WHAT IS EXPECTED
Read the lines below. Copy out any that hold the string "this".

--- start of STORED RECORDS ---

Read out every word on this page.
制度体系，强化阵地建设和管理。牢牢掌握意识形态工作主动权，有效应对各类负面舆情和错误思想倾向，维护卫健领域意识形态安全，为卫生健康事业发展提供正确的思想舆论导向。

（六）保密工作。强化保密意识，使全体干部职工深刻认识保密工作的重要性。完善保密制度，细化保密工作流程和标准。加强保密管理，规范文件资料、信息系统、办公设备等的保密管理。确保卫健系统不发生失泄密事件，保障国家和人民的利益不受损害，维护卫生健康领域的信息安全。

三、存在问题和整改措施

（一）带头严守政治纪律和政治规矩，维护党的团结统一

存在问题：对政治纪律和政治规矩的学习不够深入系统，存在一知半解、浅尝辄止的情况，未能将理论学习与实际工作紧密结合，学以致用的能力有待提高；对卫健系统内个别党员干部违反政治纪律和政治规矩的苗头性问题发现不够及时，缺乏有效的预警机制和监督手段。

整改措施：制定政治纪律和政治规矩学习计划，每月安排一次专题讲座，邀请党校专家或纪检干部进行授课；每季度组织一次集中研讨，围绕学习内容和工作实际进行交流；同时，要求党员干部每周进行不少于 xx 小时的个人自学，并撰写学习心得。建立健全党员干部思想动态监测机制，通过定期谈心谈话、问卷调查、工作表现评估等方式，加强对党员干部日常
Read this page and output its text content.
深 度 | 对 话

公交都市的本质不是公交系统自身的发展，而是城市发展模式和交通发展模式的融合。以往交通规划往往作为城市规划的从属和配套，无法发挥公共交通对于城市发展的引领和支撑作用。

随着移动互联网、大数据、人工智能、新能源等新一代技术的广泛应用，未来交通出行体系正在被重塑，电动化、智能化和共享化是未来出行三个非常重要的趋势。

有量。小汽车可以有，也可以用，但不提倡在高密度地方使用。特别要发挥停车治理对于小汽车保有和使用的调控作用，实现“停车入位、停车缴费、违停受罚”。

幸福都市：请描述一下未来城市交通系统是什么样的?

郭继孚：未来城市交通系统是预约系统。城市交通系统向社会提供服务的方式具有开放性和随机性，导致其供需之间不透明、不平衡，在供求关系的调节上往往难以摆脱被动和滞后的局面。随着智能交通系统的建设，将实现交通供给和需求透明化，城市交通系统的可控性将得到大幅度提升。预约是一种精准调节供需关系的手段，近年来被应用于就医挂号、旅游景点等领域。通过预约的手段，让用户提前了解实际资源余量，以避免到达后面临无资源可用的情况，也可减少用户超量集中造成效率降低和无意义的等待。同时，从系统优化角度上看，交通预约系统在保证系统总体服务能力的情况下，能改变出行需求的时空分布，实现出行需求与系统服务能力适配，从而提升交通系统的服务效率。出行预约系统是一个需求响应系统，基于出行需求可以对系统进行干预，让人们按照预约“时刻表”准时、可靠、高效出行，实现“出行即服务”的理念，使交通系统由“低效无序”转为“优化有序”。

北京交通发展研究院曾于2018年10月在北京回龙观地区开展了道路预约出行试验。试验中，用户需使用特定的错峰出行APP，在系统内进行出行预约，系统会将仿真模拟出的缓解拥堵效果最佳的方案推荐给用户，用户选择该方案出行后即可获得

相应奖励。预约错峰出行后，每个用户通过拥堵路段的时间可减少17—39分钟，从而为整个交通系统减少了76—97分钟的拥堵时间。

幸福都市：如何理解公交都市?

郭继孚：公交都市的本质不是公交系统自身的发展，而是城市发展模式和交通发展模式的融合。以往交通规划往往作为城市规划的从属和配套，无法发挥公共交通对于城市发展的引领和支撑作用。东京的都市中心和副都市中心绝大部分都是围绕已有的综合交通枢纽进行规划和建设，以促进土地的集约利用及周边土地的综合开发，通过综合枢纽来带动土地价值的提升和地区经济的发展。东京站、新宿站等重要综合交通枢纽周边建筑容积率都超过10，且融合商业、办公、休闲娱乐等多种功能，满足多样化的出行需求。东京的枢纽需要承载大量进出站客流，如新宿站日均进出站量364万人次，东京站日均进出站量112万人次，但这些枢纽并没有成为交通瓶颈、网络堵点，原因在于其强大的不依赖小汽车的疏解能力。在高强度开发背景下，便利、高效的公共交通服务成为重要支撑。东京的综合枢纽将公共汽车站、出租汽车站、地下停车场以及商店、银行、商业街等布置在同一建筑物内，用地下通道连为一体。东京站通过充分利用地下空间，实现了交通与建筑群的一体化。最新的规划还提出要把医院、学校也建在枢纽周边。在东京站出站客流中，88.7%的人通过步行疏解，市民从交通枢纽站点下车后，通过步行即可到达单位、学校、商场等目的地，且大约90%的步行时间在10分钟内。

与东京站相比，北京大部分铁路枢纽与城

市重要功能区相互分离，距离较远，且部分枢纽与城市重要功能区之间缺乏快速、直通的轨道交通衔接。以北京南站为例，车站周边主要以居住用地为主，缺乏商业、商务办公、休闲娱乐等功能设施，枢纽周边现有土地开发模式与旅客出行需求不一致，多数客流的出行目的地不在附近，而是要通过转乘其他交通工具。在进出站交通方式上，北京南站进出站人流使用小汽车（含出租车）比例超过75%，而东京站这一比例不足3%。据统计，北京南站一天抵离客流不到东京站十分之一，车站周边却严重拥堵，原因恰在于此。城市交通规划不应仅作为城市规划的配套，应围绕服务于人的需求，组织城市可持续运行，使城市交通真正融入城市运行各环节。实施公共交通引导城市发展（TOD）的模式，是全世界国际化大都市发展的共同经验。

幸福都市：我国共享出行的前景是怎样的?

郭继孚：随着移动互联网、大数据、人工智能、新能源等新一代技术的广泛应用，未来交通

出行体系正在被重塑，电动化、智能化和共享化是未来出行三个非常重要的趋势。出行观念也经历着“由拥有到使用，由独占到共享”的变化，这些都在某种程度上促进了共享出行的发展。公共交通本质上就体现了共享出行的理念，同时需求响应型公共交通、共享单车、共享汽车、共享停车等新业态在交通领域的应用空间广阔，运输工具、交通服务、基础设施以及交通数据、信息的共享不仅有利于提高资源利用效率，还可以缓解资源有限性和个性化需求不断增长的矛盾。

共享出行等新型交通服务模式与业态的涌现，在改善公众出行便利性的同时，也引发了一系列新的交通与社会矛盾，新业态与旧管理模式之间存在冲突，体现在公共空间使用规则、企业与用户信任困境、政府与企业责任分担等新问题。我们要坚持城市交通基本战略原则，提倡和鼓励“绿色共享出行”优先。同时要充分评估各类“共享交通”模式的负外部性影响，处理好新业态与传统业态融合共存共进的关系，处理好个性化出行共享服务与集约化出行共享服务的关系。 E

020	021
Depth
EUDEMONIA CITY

--- end of STORED RECORDS ---

COMPLETED EXERCISE
Read out every word on this page.
Read this page and output its text content.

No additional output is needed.